## Exercise details
Would you restate all the data that follows, word for word?

>> START

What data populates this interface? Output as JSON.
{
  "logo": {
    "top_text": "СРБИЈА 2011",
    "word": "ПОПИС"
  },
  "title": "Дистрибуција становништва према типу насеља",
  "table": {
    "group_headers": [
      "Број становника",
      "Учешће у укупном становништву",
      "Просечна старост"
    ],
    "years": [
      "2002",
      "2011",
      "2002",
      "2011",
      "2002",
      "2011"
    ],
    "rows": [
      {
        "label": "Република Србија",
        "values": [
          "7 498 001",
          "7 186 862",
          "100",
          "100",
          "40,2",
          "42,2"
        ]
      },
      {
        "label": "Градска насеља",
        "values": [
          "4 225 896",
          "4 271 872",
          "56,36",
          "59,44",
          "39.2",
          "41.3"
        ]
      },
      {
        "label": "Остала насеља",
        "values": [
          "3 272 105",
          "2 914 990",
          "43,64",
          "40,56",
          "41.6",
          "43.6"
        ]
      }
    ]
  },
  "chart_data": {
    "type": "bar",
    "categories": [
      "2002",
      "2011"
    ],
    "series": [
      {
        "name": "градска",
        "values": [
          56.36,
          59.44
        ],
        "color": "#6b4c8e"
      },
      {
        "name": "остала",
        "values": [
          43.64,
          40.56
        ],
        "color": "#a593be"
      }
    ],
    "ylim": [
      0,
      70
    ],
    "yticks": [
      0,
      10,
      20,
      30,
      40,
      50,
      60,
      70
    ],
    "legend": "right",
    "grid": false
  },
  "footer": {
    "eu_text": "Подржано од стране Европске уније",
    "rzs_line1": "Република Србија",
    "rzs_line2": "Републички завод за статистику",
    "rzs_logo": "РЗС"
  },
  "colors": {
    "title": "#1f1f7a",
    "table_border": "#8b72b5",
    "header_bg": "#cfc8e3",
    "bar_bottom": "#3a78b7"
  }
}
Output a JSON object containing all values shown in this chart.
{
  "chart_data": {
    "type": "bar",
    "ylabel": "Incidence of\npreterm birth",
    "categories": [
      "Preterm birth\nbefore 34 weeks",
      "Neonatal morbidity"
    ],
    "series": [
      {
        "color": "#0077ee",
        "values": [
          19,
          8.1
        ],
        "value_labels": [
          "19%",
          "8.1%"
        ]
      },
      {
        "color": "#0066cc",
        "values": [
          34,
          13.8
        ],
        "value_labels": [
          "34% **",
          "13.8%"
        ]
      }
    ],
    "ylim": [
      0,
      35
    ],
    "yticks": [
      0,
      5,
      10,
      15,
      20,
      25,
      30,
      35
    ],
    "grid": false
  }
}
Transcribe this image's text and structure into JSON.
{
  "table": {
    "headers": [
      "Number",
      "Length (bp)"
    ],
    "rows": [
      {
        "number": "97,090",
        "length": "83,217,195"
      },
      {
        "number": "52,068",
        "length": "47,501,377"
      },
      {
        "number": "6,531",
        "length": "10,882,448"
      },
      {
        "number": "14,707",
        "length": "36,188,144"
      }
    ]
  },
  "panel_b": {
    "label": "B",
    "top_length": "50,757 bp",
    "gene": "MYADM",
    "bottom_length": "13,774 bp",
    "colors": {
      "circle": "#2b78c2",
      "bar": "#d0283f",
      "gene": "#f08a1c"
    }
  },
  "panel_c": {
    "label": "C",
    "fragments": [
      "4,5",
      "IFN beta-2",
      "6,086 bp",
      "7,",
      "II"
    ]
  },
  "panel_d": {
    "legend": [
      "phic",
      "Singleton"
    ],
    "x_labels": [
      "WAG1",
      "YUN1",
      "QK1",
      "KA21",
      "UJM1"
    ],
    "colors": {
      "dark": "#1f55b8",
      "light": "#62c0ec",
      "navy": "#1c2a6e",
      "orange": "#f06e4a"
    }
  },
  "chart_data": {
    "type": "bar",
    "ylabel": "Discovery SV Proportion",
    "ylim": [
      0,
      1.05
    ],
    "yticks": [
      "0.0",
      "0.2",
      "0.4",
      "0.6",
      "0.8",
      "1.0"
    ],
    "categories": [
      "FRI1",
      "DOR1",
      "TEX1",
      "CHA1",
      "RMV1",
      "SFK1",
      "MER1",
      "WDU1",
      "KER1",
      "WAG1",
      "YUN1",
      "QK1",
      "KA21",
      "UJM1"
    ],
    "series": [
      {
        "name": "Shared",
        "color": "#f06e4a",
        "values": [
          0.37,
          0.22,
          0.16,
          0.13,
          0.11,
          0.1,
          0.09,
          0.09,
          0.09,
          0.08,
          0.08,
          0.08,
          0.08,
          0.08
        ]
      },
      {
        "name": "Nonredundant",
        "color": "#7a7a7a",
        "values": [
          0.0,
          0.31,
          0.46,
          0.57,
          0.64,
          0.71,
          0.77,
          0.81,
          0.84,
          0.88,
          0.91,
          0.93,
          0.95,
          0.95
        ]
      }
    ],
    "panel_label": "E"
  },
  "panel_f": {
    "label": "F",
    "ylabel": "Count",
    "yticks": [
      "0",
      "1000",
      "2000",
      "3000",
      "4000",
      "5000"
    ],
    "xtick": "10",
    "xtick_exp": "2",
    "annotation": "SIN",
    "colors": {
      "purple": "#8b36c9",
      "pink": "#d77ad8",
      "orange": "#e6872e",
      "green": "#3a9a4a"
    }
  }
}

>> END

## Expected answer
What data populates this interface? Output as JSON.
{
  "logo": {
    "top_text": "СРБИЈА 2011",
    "word": "ПОПИС"
  },
  "title": "Дистрибуција становништва према типу насеља",
  "table": {
    "group_headers": [
      "Број становника",
      "Учешће у укупном становништву",
      "Просечна старост"
    ],
    "years": [
      "2002",
      "2011",
      "2002",
      "2011",
      "2002",
      "2011"
    ],
    "rows": [
      {
        "label": "Република Србија",
        "values": [
          "7 498 001",
          "7 186 862",
          "100",
          "100",
          "40,2",
          "42,2"
        ]
      },
      {
        "label": "Градска насеља",
        "values": [
          "4 225 896",
          "4 271 872",
          "56,36",
          "59,44",
          "39.2",
          "41.3"
        ]
      },
      {
        "label": "Остала насеља",
        "values": [
          "3 272 105",
          "2 914 990",
          "43,64",
          "40,56",
          "41.6",
          "43.6"
        ]
      }
    ]
  },
  "chart_data": {
    "type": "bar",
    "categories": [
      "2002",
      "2011"
    ],
    "series": [
      {
        "name": "градска",
        "values": [
          56.36,
          59.44
        ],
        "color": "#6b4c8e"
      },
      {
        "name": "остала",
        "values": [
          43.64,
          40.56
        ],
        "color": "#a593be"
      }
    ],
    "ylim": [
      0,
      70
    ],
    "yticks": [
      0,
      10,
      20,
      30,
      40,
      50,
      60,
      70
    ],
    "legend": "right",
    "grid": false
  },
  "footer": {
    "eu_text": "Подржано од стране Европске уније",
    "rzs_line1": "Република Србија",
    "rzs_line2": "Републички завод за статистику",
    "rzs_logo": "РЗС"
  },
  "colors": {
    "title": "#1f1f7a",
    "table_border": "#8b72b5",
    "header_bg": "#cfc8e3",
    "bar_bottom": "#3a78b7"
  }
}
Output a JSON object containing all values shown in this chart.
{
  "chart_data": {
    "type": "bar",
    "ylabel": "Incidence of\npreterm birth",
    "categories": [
      "Preterm birth\nbefore 34 weeks",
      "Neonatal morbidity"
    ],
    "series": [
      {
        "color": "#0077ee",
        "values": [
          19,
          8.1
        ],
        "value_labels": [
          "19%",
          "8.1%"
        ]
      },
      {
        "color": "#0066cc",
        "values": [
          34,
          13.8
        ],
        "value_labels": [
          "34% **",
          "13.8%"
        ]
      }
    ],
    "ylim": [
      0,
      35
    ],
    "yticks": [
      0,
      5,
      10,
      15,
      20,
      25,
      30,
      35
    ],
    "grid": false
  }
}
Transcribe this image's text and structure into JSON.
{
  "table": {
    "headers": [
      "Number",
      "Length (bp)"
    ],
    "rows": [
      {
        "number": "97,090",
        "length": "83,217,195"
      },
      {
        "number": "52,068",
        "length": "47,501,377"
      },
      {
        "number": "6,531",
        "length": "10,882,448"
      },
      {
        "number": "14,707",
        "length": "36,188,144"
      }
    ]
  },
  "panel_b": {
    "label": "B",
    "top_length": "50,757 bp",
    "gene": "MYADM",
    "bottom_length": "13,774 bp",
    "colors": {
      "circle": "#2b78c2",
      "bar": "#d0283f",
      "gene": "#f08a1c"
    }
  },
  "panel_c": {
    "label": "C",
    "fragments": [
      "4,5",
      "IFN beta-2",
      "6,086 bp",
      "7,",
      "II"
    ]
  },
  "panel_d": {
    "legend": [
      "phic",
      "Singleton"
    ],
    "x_labels": [
      "WAG1",
      "YUN1",
      "QK1",
      "KA21",
      "UJM1"
    ],
    "colors": {
      "dark": "#1f55b8",
      "light": "#62c0ec",
      "navy": "#1c2a6e",
      "orange": "#f06e4a"
    }
  },
  "chart_data": {
    "type": "bar",
    "ylabel": "Discovery SV Proportion",
    "ylim": [
      0,
      1.05
    ],
    "yticks": [
      "0.0",
      "0.2",
      "0.4",
      "0.6",
      "0.8",
      "1.0"
    ],
    "categories": [
      "FRI1",
      "DOR1",
      "TEX1",
      "CHA1",
      "RMV1",
      "SFK1",
      "MER1",
      "WDU1",
      "KER1",
      "WAG1",
      "YUN1",
      "QK1",
      "KA21",
      "UJM1"
    ],
    "series": [
      {
        "name": "Shared",
        "color": "#f06e4a",
        "values": [
          0.37,
          0.22,
          0.16,
          0.13,
          0.11,
          0.1,
          0.09,
          0.09,
          0.09,
          0.08,
          0.08,
          0.08,
          0.08,
          0.08
        ]
      },
      {
        "name": "Nonredundant",
        "color": "#7a7a7a",
        "values": [
          0.0,
          0.31,
          0.46,
          0.57,
          0.64,
          0.71,
          0.77,
          0.81,
          0.84,
          0.88,
          0.91,
          0.93,
          0.95,
          0.95
        ]
      }
    ],
    "panel_label": "E"
  },
  "panel_f": {
    "label": "F",
    "ylabel": "Count",
    "yticks": [
      "0",
      "1000",
      "2000",
      "3000",
      "4000",
      "5000"
    ],
    "xtick": "10",
    "xtick_exp": "2",
    "annotation": "SIN",
    "colors": {
      "purple": "#8b36c9",
      "pink": "#d77ad8",
      "orange": "#e6872e",
      "green": "#3a9a4a"
    }
  }
}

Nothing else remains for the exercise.